Stated goal
Below are records to transcribe exactly, without their pictures.

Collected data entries
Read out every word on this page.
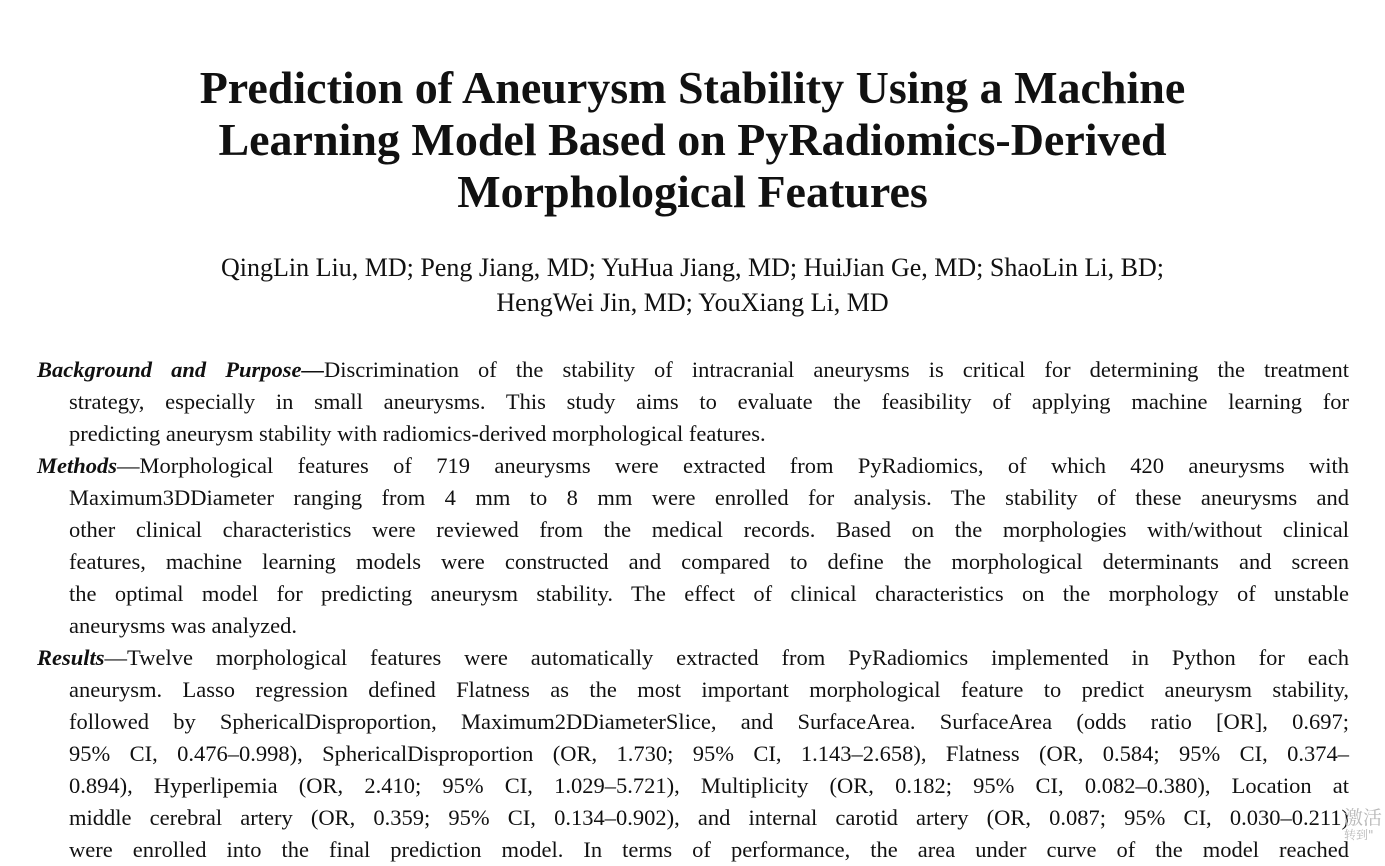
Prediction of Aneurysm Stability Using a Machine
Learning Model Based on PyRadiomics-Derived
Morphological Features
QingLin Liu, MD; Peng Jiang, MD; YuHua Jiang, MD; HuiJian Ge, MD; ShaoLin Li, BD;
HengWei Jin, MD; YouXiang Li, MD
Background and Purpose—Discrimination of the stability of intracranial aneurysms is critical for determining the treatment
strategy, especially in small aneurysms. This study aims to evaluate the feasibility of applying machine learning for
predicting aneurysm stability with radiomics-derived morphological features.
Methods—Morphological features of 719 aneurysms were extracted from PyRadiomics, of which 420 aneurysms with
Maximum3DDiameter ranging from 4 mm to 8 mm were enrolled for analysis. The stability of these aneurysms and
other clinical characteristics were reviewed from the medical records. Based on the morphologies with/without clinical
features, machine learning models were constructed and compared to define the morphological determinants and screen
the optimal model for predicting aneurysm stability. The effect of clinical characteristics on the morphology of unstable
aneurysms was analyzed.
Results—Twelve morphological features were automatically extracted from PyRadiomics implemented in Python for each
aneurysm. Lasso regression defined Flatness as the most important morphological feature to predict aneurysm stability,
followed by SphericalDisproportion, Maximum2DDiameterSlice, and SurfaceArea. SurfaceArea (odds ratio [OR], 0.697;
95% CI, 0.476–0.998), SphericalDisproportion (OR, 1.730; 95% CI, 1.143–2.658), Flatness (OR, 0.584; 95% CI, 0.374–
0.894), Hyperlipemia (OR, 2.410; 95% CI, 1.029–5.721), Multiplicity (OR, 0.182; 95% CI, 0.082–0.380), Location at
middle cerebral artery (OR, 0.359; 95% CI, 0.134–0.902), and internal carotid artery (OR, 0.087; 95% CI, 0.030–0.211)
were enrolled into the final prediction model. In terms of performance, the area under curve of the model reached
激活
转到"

Result of this exercise
Read out every word on this page.
Prediction of Aneurysm Stability Using a Machine
Learning Model Based on PyRadiomics-Derived
Morphological Features
QingLin Liu, MD; Peng Jiang, MD; YuHua Jiang, MD; HuiJian Ge, MD; ShaoLin Li, BD;
HengWei Jin, MD; YouXiang Li, MD
Background and Purpose—Discrimination of the stability of intracranial aneurysms is critical for determining the treatment
strategy, especially in small aneurysms. This study aims to evaluate the feasibility of applying machine learning for
predicting aneurysm stability with radiomics-derived morphological features.
Methods—Morphological features of 719 aneurysms were extracted from PyRadiomics, of which 420 aneurysms with
Maximum3DDiameter ranging from 4 mm to 8 mm were enrolled for analysis. The stability of these aneurysms and
other clinical characteristics were reviewed from the medical records. Based on the morphologies with/without clinical
features, machine learning models were constructed and compared to define the morphological determinants and screen
the optimal model for predicting aneurysm stability. The effect of clinical characteristics on the morphology of unstable
aneurysms was analyzed.
Results—Twelve morphological features were automatically extracted from PyRadiomics implemented in Python for each
aneurysm. Lasso regression defined Flatness as the most important morphological feature to predict aneurysm stability,
followed by SphericalDisproportion, Maximum2DDiameterSlice, and SurfaceArea. SurfaceArea (odds ratio [OR], 0.697;
95% CI, 0.476–0.998), SphericalDisproportion (OR, 1.730; 95% CI, 1.143–2.658), Flatness (OR, 0.584; 95% CI, 0.374–
0.894), Hyperlipemia (OR, 2.410; 95% CI, 1.029–5.721), Multiplicity (OR, 0.182; 95% CI, 0.082–0.380), Location at
middle cerebral artery (OR, 0.359; 95% CI, 0.134–0.902), and internal carotid artery (OR, 0.087; 95% CI, 0.030–0.211)
were enrolled into the final prediction model. In terms of performance, the area under curve of the model reached
激活
转到"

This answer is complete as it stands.